— start of Information provided —

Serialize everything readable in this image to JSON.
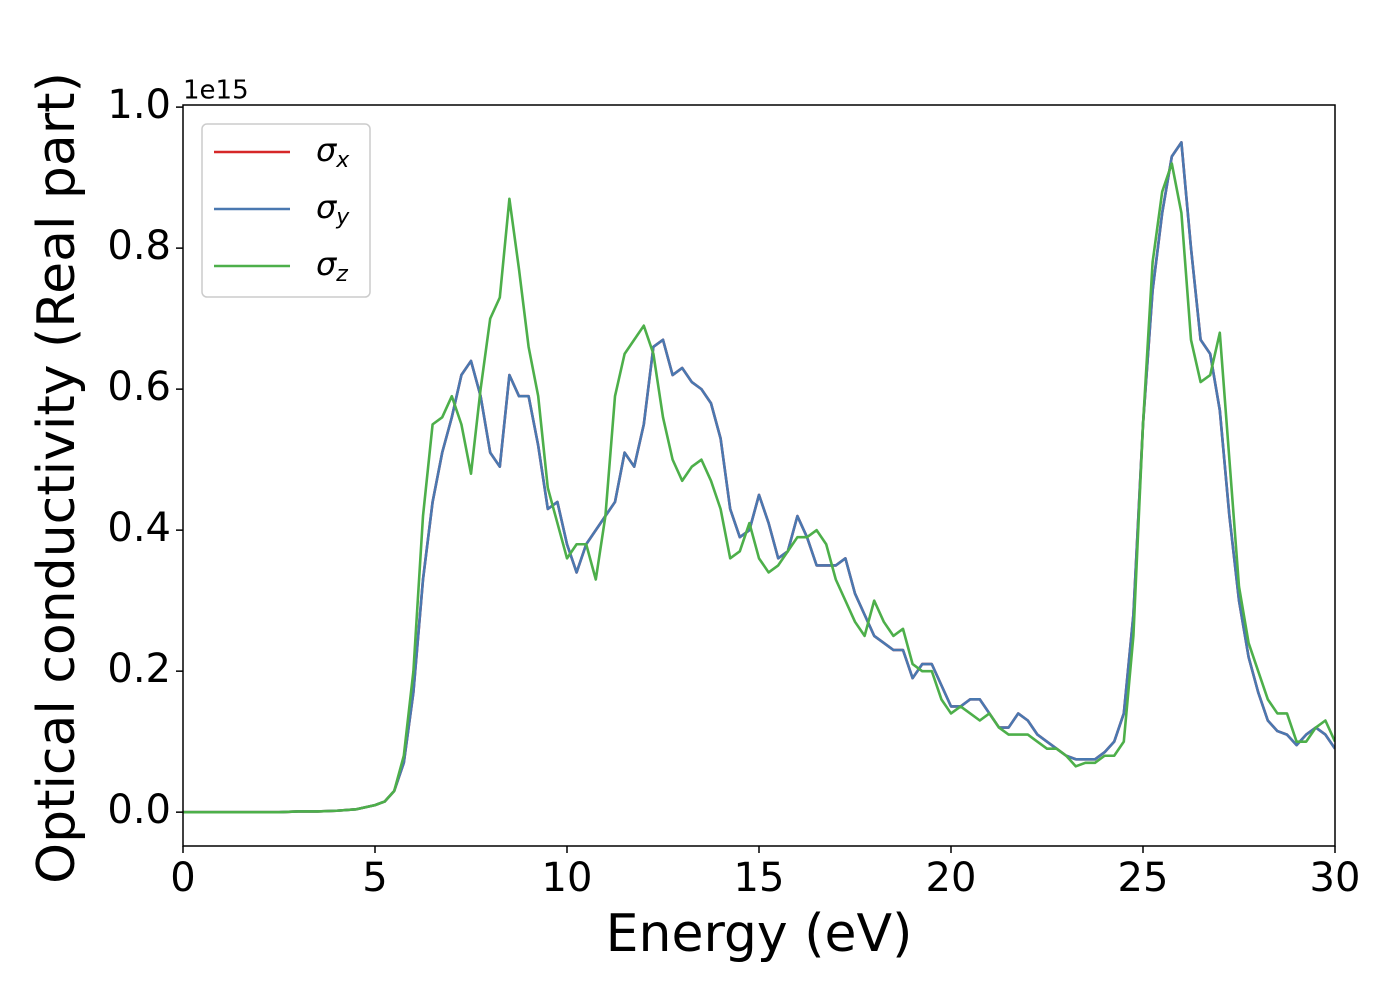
{
  "chart_data": {
    "type": "line",
    "xlabel": "Energy (eV)",
    "ylabel": "Optical conductivity (Real part)",
    "offset_text": "1e15",
    "x": [
      0,
      0.5,
      1,
      1.5,
      2,
      2.5,
      3,
      3.5,
      4,
      4.5,
      5,
      5.25,
      5.5,
      5.75,
      6,
      6.25,
      6.5,
      6.75,
      7,
      7.25,
      7.5,
      7.75,
      8,
      8.25,
      8.5,
      8.75,
      9,
      9.25,
      9.5,
      9.75,
      10,
      10.25,
      10.5,
      10.75,
      11,
      11.25,
      11.5,
      11.75,
      12,
      12.25,
      12.5,
      12.75,
      13,
      13.25,
      13.5,
      13.75,
      14,
      14.25,
      14.5,
      14.75,
      15,
      15.25,
      15.5,
      15.75,
      16,
      16.25,
      16.5,
      16.75,
      17,
      17.25,
      17.5,
      17.75,
      18,
      18.25,
      18.5,
      18.75,
      19,
      19.25,
      19.5,
      19.75,
      20,
      20.25,
      20.5,
      20.75,
      21,
      21.25,
      21.5,
      21.75,
      22,
      22.25,
      22.5,
      22.75,
      23,
      23.25,
      23.5,
      23.75,
      24,
      24.25,
      24.5,
      24.75,
      25,
      25.25,
      25.5,
      25.75,
      26,
      26.25,
      26.5,
      26.75,
      27,
      27.25,
      27.5,
      27.75,
      28,
      28.25,
      28.5,
      28.75,
      29,
      29.25,
      29.5,
      29.75,
      30
    ],
    "series": [
      {
        "name": "σx",
        "color": "#d62728",
        "values": [
          0,
          0,
          0,
          0,
          0,
          0,
          0.001,
          0.001,
          0.002,
          0.004,
          0.01,
          0.015,
          0.03,
          0.07,
          0.17,
          0.33,
          0.44,
          0.51,
          0.56,
          0.62,
          0.64,
          0.59,
          0.51,
          0.49,
          0.62,
          0.59,
          0.59,
          0.52,
          0.43,
          0.44,
          0.38,
          0.34,
          0.38,
          0.4,
          0.42,
          0.44,
          0.51,
          0.49,
          0.55,
          0.66,
          0.67,
          0.62,
          0.63,
          0.61,
          0.6,
          0.58,
          0.53,
          0.43,
          0.39,
          0.4,
          0.45,
          0.41,
          0.36,
          0.37,
          0.42,
          0.39,
          0.35,
          0.35,
          0.35,
          0.36,
          0.31,
          0.28,
          0.25,
          0.24,
          0.23,
          0.23,
          0.19,
          0.21,
          0.21,
          0.18,
          0.15,
          0.15,
          0.16,
          0.16,
          0.14,
          0.12,
          0.12,
          0.14,
          0.13,
          0.11,
          0.1,
          0.09,
          0.08,
          0.075,
          0.075,
          0.075,
          0.085,
          0.1,
          0.14,
          0.28,
          0.55,
          0.74,
          0.85,
          0.93,
          0.95,
          0.8,
          0.67,
          0.65,
          0.57,
          0.42,
          0.3,
          0.22,
          0.17,
          0.13,
          0.115,
          0.11,
          0.095,
          0.11,
          0.12,
          0.11,
          0.09
        ]
      },
      {
        "name": "σy",
        "color": "#4a78b0",
        "values": [
          0,
          0,
          0,
          0,
          0,
          0,
          0.001,
          0.001,
          0.002,
          0.004,
          0.01,
          0.015,
          0.03,
          0.07,
          0.17,
          0.33,
          0.44,
          0.51,
          0.56,
          0.62,
          0.64,
          0.59,
          0.51,
          0.49,
          0.62,
          0.59,
          0.59,
          0.52,
          0.43,
          0.44,
          0.38,
          0.34,
          0.38,
          0.4,
          0.42,
          0.44,
          0.51,
          0.49,
          0.55,
          0.66,
          0.67,
          0.62,
          0.63,
          0.61,
          0.6,
          0.58,
          0.53,
          0.43,
          0.39,
          0.4,
          0.45,
          0.41,
          0.36,
          0.37,
          0.42,
          0.39,
          0.35,
          0.35,
          0.35,
          0.36,
          0.31,
          0.28,
          0.25,
          0.24,
          0.23,
          0.23,
          0.19,
          0.21,
          0.21,
          0.18,
          0.15,
          0.15,
          0.16,
          0.16,
          0.14,
          0.12,
          0.12,
          0.14,
          0.13,
          0.11,
          0.1,
          0.09,
          0.08,
          0.075,
          0.075,
          0.075,
          0.085,
          0.1,
          0.14,
          0.28,
          0.55,
          0.74,
          0.85,
          0.93,
          0.95,
          0.8,
          0.67,
          0.65,
          0.57,
          0.42,
          0.3,
          0.22,
          0.17,
          0.13,
          0.115,
          0.11,
          0.095,
          0.11,
          0.12,
          0.11,
          0.09
        ]
      },
      {
        "name": "σz",
        "color": "#4daf4a",
        "values": [
          0,
          0,
          0,
          0,
          0,
          0,
          0.001,
          0.001,
          0.002,
          0.004,
          0.01,
          0.015,
          0.03,
          0.08,
          0.2,
          0.42,
          0.55,
          0.56,
          0.59,
          0.55,
          0.48,
          0.6,
          0.7,
          0.73,
          0.87,
          0.77,
          0.66,
          0.59,
          0.46,
          0.41,
          0.36,
          0.38,
          0.38,
          0.33,
          0.42,
          0.59,
          0.65,
          0.67,
          0.69,
          0.65,
          0.56,
          0.5,
          0.47,
          0.49,
          0.5,
          0.47,
          0.43,
          0.36,
          0.37,
          0.41,
          0.36,
          0.34,
          0.35,
          0.37,
          0.39,
          0.39,
          0.4,
          0.38,
          0.33,
          0.3,
          0.27,
          0.25,
          0.3,
          0.27,
          0.25,
          0.26,
          0.21,
          0.2,
          0.2,
          0.16,
          0.14,
          0.15,
          0.14,
          0.13,
          0.14,
          0.12,
          0.11,
          0.11,
          0.11,
          0.1,
          0.09,
          0.09,
          0.08,
          0.065,
          0.07,
          0.07,
          0.08,
          0.08,
          0.1,
          0.25,
          0.55,
          0.78,
          0.88,
          0.92,
          0.85,
          0.67,
          0.61,
          0.62,
          0.68,
          0.5,
          0.32,
          0.24,
          0.2,
          0.16,
          0.14,
          0.14,
          0.1,
          0.1,
          0.12,
          0.13,
          0.1
        ]
      }
    ],
    "xlim": [
      0,
      30
    ],
    "xticks": [
      0,
      5,
      10,
      15,
      20,
      25,
      30
    ],
    "ylim": [
      -0.048,
      1.003
    ],
    "yticks": [
      {
        "value": 0,
        "label": "0.0"
      },
      {
        "value": 0.2,
        "label": "0.2"
      },
      {
        "value": 0.4,
        "label": "0.4"
      },
      {
        "value": 0.6,
        "label": "0.6"
      },
      {
        "value": 0.8,
        "label": "0.8"
      },
      {
        "value": 1,
        "label": "1.0"
      }
    ],
    "legend": "upper left",
    "grid": false
  }
}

— end of Information provided —

§ Objective: All of the data above should be transcribed verbatim, with pictures omitted.

§ Reply:
Serialize everything readable in this image to JSON.
{
  "chart_data": {
    "type": "line",
    "xlabel": "Energy (eV)",
    "ylabel": "Optical conductivity (Real part)",
    "offset_text": "1e15",
    "x": [
      0,
      0.5,
      1,
      1.5,
      2,
      2.5,
      3,
      3.5,
      4,
      4.5,
      5,
      5.25,
      5.5,
      5.75,
      6,
      6.25,
      6.5,
      6.75,
      7,
      7.25,
      7.5,
      7.75,
      8,
      8.25,
      8.5,
      8.75,
      9,
      9.25,
      9.5,
      9.75,
      10,
      10.25,
      10.5,
      10.75,
      11,
      11.25,
      11.5,
      11.75,
      12,
      12.25,
      12.5,
      12.75,
      13,
      13.25,
      13.5,
      13.75,
      14,
      14.25,
      14.5,
      14.75,
      15,
      15.25,
      15.5,
      15.75,
      16,
      16.25,
      16.5,
      16.75,
      17,
      17.25,
      17.5,
      17.75,
      18,
      18.25,
      18.5,
      18.75,
      19,
      19.25,
      19.5,
      19.75,
      20,
      20.25,
      20.5,
      20.75,
      21,
      21.25,
      21.5,
      21.75,
      22,
      22.25,
      22.5,
      22.75,
      23,
      23.25,
      23.5,
      23.75,
      24,
      24.25,
      24.5,
      24.75,
      25,
      25.25,
      25.5,
      25.75,
      26,
      26.25,
      26.5,
      26.75,
      27,
      27.25,
      27.5,
      27.75,
      28,
      28.25,
      28.5,
      28.75,
      29,
      29.25,
      29.5,
      29.75,
      30
    ],
    "series": [
      {
        "name": "σx",
        "color": "#d62728",
        "values": [
          0,
          0,
          0,
          0,
          0,
          0,
          0.001,
          0.001,
          0.002,
          0.004,
          0.01,
          0.015,
          0.03,
          0.07,
          0.17,
          0.33,
          0.44,
          0.51,
          0.56,
          0.62,
          0.64,
          0.59,
          0.51,
          0.49,
          0.62,
          0.59,
          0.59,
          0.52,
          0.43,
          0.44,
          0.38,
          0.34,
          0.38,
          0.4,
          0.42,
          0.44,
          0.51,
          0.49,
          0.55,
          0.66,
          0.67,
          0.62,
          0.63,
          0.61,
          0.6,
          0.58,
          0.53,
          0.43,
          0.39,
          0.4,
          0.45,
          0.41,
          0.36,
          0.37,
          0.42,
          0.39,
          0.35,
          0.35,
          0.35,
          0.36,
          0.31,
          0.28,
          0.25,
          0.24,
          0.23,
          0.23,
          0.19,
          0.21,
          0.21,
          0.18,
          0.15,
          0.15,
          0.16,
          0.16,
          0.14,
          0.12,
          0.12,
          0.14,
          0.13,
          0.11,
          0.1,
          0.09,
          0.08,
          0.075,
          0.075,
          0.075,
          0.085,
          0.1,
          0.14,
          0.28,
          0.55,
          0.74,
          0.85,
          0.93,
          0.95,
          0.8,
          0.67,
          0.65,
          0.57,
          0.42,
          0.3,
          0.22,
          0.17,
          0.13,
          0.115,
          0.11,
          0.095,
          0.11,
          0.12,
          0.11,
          0.09
        ]
      },
      {
        "name": "σy",
        "color": "#4a78b0",
        "values": [
          0,
          0,
          0,
          0,
          0,
          0,
          0.001,
          0.001,
          0.002,
          0.004,
          0.01,
          0.015,
          0.03,
          0.07,
          0.17,
          0.33,
          0.44,
          0.51,
          0.56,
          0.62,
          0.64,
          0.59,
          0.51,
          0.49,
          0.62,
          0.59,
          0.59,
          0.52,
          0.43,
          0.44,
          0.38,
          0.34,
          0.38,
          0.4,
          0.42,
          0.44,
          0.51,
          0.49,
          0.55,
          0.66,
          0.67,
          0.62,
          0.63,
          0.61,
          0.6,
          0.58,
          0.53,
          0.43,
          0.39,
          0.4,
          0.45,
          0.41,
          0.36,
          0.37,
          0.42,
          0.39,
          0.35,
          0.35,
          0.35,
          0.36,
          0.31,
          0.28,
          0.25,
          0.24,
          0.23,
          0.23,
          0.19,
          0.21,
          0.21,
          0.18,
          0.15,
          0.15,
          0.16,
          0.16,
          0.14,
          0.12,
          0.12,
          0.14,
          0.13,
          0.11,
          0.1,
          0.09,
          0.08,
          0.075,
          0.075,
          0.075,
          0.085,
          0.1,
          0.14,
          0.28,
          0.55,
          0.74,
          0.85,
          0.93,
          0.95,
          0.8,
          0.67,
          0.65,
          0.57,
          0.42,
          0.3,
          0.22,
          0.17,
          0.13,
          0.115,
          0.11,
          0.095,
          0.11,
          0.12,
          0.11,
          0.09
        ]
      },
      {
        "name": "σz",
        "color": "#4daf4a",
        "values": [
          0,
          0,
          0,
          0,
          0,
          0,
          0.001,
          0.001,
          0.002,
          0.004,
          0.01,
          0.015,
          0.03,
          0.08,
          0.2,
          0.42,
          0.55,
          0.56,
          0.59,
          0.55,
          0.48,
          0.6,
          0.7,
          0.73,
          0.87,
          0.77,
          0.66,
          0.59,
          0.46,
          0.41,
          0.36,
          0.38,
          0.38,
          0.33,
          0.42,
          0.59,
          0.65,
          0.67,
          0.69,
          0.65,
          0.56,
          0.5,
          0.47,
          0.49,
          0.5,
          0.47,
          0.43,
          0.36,
          0.37,
          0.41,
          0.36,
          0.34,
          0.35,
          0.37,
          0.39,
          0.39,
          0.4,
          0.38,
          0.33,
          0.3,
          0.27,
          0.25,
          0.3,
          0.27,
          0.25,
          0.26,
          0.21,
          0.2,
          0.2,
          0.16,
          0.14,
          0.15,
          0.14,
          0.13,
          0.14,
          0.12,
          0.11,
          0.11,
          0.11,
          0.1,
          0.09,
          0.09,
          0.08,
          0.065,
          0.07,
          0.07,
          0.08,
          0.08,
          0.1,
          0.25,
          0.55,
          0.78,
          0.88,
          0.92,
          0.85,
          0.67,
          0.61,
          0.62,
          0.68,
          0.5,
          0.32,
          0.24,
          0.2,
          0.16,
          0.14,
          0.14,
          0.1,
          0.1,
          0.12,
          0.13,
          0.1
        ]
      }
    ],
    "xlim": [
      0,
      30
    ],
    "xticks": [
      0,
      5,
      10,
      15,
      20,
      25,
      30
    ],
    "ylim": [
      -0.048,
      1.003
    ],
    "yticks": [
      {
        "value": 0,
        "label": "0.0"
      },
      {
        "value": 0.2,
        "label": "0.2"
      },
      {
        "value": 0.4,
        "label": "0.4"
      },
      {
        "value": 0.6,
        "label": "0.6"
      },
      {
        "value": 0.8,
        "label": "0.8"
      },
      {
        "value": 1,
        "label": "1.0"
      }
    ],
    "legend": "upper left",
    "grid": false
  }
}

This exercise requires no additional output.